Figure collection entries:
-- Begin --

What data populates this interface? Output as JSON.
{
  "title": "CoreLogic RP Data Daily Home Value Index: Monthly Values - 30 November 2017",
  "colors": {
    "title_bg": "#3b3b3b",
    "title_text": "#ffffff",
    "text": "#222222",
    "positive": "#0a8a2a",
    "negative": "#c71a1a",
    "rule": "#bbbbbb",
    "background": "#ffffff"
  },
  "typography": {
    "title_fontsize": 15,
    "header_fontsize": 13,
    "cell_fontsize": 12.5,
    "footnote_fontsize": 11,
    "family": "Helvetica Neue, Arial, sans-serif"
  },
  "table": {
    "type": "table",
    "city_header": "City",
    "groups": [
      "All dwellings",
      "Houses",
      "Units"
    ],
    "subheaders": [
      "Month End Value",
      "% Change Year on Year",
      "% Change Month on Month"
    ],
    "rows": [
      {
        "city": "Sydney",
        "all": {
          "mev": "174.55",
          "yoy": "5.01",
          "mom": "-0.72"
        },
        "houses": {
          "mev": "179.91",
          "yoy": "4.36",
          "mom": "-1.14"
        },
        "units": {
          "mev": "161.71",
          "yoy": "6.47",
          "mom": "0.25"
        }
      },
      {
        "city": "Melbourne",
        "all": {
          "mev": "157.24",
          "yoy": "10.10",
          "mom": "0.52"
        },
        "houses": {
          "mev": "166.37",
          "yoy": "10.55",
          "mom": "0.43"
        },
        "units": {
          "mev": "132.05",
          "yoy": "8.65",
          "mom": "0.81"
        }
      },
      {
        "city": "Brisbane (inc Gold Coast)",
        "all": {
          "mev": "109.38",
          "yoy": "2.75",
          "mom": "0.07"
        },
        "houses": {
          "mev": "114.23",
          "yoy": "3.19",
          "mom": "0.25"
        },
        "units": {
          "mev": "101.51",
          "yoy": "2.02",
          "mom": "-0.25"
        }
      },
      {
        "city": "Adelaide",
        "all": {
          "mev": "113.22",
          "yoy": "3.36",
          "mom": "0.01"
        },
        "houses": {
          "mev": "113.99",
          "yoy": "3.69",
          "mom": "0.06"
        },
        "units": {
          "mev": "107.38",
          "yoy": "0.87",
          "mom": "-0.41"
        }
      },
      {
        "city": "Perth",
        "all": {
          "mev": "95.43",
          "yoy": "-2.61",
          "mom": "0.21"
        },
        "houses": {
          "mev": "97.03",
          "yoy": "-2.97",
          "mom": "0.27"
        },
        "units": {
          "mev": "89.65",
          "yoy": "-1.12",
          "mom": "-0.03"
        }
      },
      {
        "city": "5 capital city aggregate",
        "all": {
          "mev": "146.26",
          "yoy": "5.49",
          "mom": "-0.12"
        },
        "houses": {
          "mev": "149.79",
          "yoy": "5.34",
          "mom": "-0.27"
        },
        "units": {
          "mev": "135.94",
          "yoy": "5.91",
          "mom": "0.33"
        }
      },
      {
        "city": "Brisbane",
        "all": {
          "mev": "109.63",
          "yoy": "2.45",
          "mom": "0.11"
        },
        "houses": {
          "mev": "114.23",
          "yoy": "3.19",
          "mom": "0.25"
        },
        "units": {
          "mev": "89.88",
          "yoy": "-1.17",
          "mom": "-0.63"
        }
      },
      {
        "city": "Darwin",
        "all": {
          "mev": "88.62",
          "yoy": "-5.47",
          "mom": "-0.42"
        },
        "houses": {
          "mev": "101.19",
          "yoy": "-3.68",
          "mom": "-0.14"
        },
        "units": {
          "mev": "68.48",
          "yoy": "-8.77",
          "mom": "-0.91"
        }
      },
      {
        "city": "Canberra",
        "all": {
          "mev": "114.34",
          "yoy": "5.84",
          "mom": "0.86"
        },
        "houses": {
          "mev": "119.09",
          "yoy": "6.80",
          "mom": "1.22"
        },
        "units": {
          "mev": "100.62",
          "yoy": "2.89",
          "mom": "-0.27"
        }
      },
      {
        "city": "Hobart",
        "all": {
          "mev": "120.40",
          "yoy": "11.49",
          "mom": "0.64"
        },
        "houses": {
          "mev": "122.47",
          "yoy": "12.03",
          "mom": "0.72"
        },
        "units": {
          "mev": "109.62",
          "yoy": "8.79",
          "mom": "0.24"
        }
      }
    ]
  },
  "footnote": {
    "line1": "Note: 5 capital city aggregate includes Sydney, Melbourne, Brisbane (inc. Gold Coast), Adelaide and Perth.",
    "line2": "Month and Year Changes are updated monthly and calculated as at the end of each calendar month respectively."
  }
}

-- End --

* Task directions: Extract the complete set of records unchanged.

* Expected output:
What data populates this interface? Output as JSON.
{
  "title": "CoreLogic RP Data Daily Home Value Index: Monthly Values - 30 November 2017",
  "colors": {
    "title_bg": "#3b3b3b",
    "title_text": "#ffffff",
    "text": "#222222",
    "positive": "#0a8a2a",
    "negative": "#c71a1a",
    "rule": "#bbbbbb",
    "background": "#ffffff"
  },
  "typography": {
    "title_fontsize": 15,
    "header_fontsize": 13,
    "cell_fontsize": 12.5,
    "footnote_fontsize": 11,
    "family": "Helvetica Neue, Arial, sans-serif"
  },
  "table": {
    "type": "table",
    "city_header": "City",
    "groups": [
      "All dwellings",
      "Houses",
      "Units"
    ],
    "subheaders": [
      "Month End Value",
      "% Change Year on Year",
      "% Change Month on Month"
    ],
    "rows": [
      {
        "city": "Sydney",
        "all": {
          "mev": "174.55",
          "yoy": "5.01",
          "mom": "-0.72"
        },
        "houses": {
          "mev": "179.91",
          "yoy": "4.36",
          "mom": "-1.14"
        },
        "units": {
          "mev": "161.71",
          "yoy": "6.47",
          "mom": "0.25"
        }
      },
      {
        "city": "Melbourne",
        "all": {
          "mev": "157.24",
          "yoy": "10.10",
          "mom": "0.52"
        },
        "houses": {
          "mev": "166.37",
          "yoy": "10.55",
          "mom": "0.43"
        },
        "units": {
          "mev": "132.05",
          "yoy": "8.65",
          "mom": "0.81"
        }
      },
      {
        "city": "Brisbane (inc Gold Coast)",
        "all": {
          "mev": "109.38",
          "yoy": "2.75",
          "mom": "0.07"
        },
        "houses": {
          "mev": "114.23",
          "yoy": "3.19",
          "mom": "0.25"
        },
        "units": {
          "mev": "101.51",
          "yoy": "2.02",
          "mom": "-0.25"
        }
      },
      {
        "city": "Adelaide",
        "all": {
          "mev": "113.22",
          "yoy": "3.36",
          "mom": "0.01"
        },
        "houses": {
          "mev": "113.99",
          "yoy": "3.69",
          "mom": "0.06"
        },
        "units": {
          "mev": "107.38",
          "yoy": "0.87",
          "mom": "-0.41"
        }
      },
      {
        "city": "Perth",
        "all": {
          "mev": "95.43",
          "yoy": "-2.61",
          "mom": "0.21"
        },
        "houses": {
          "mev": "97.03",
          "yoy": "-2.97",
          "mom": "0.27"
        },
        "units": {
          "mev": "89.65",
          "yoy": "-1.12",
          "mom": "-0.03"
        }
      },
      {
        "city": "5 capital city aggregate",
        "all": {
          "mev": "146.26",
          "yoy": "5.49",
          "mom": "-0.12"
        },
        "houses": {
          "mev": "149.79",
          "yoy": "5.34",
          "mom": "-0.27"
        },
        "units": {
          "mev": "135.94",
          "yoy": "5.91",
          "mom": "0.33"
        }
      },
      {
        "city": "Brisbane",
        "all": {
          "mev": "109.63",
          "yoy": "2.45",
          "mom": "0.11"
        },
        "houses": {
          "mev": "114.23",
          "yoy": "3.19",
          "mom": "0.25"
        },
        "units": {
          "mev": "89.88",
          "yoy": "-1.17",
          "mom": "-0.63"
        }
      },
      {
        "city": "Darwin",
        "all": {
          "mev": "88.62",
          "yoy": "-5.47",
          "mom": "-0.42"
        },
        "houses": {
          "mev": "101.19",
          "yoy": "-3.68",
          "mom": "-0.14"
        },
        "units": {
          "mev": "68.48",
          "yoy": "-8.77",
          "mom": "-0.91"
        }
      },
      {
        "city": "Canberra",
        "all": {
          "mev": "114.34",
          "yoy": "5.84",
          "mom": "0.86"
        },
        "houses": {
          "mev": "119.09",
          "yoy": "6.80",
          "mom": "1.22"
        },
        "units": {
          "mev": "100.62",
          "yoy": "2.89",
          "mom": "-0.27"
        }
      },
      {
        "city": "Hobart",
        "all": {
          "mev": "120.40",
          "yoy": "11.49",
          "mom": "0.64"
        },
        "houses": {
          "mev": "122.47",
          "yoy": "12.03",
          "mom": "0.72"
        },
        "units": {
          "mev": "109.62",
          "yoy": "8.79",
          "mom": "0.24"
        }
      }
    ]
  },
  "footnote": {
    "line1": "Note: 5 capital city aggregate includes Sydney, Melbourne, Brisbane (inc. Gold Coast), Adelaide and Perth.",
    "line2": "Month and Year Changes are updated monthly and calculated as at the end of each calendar month respectively."
  }
}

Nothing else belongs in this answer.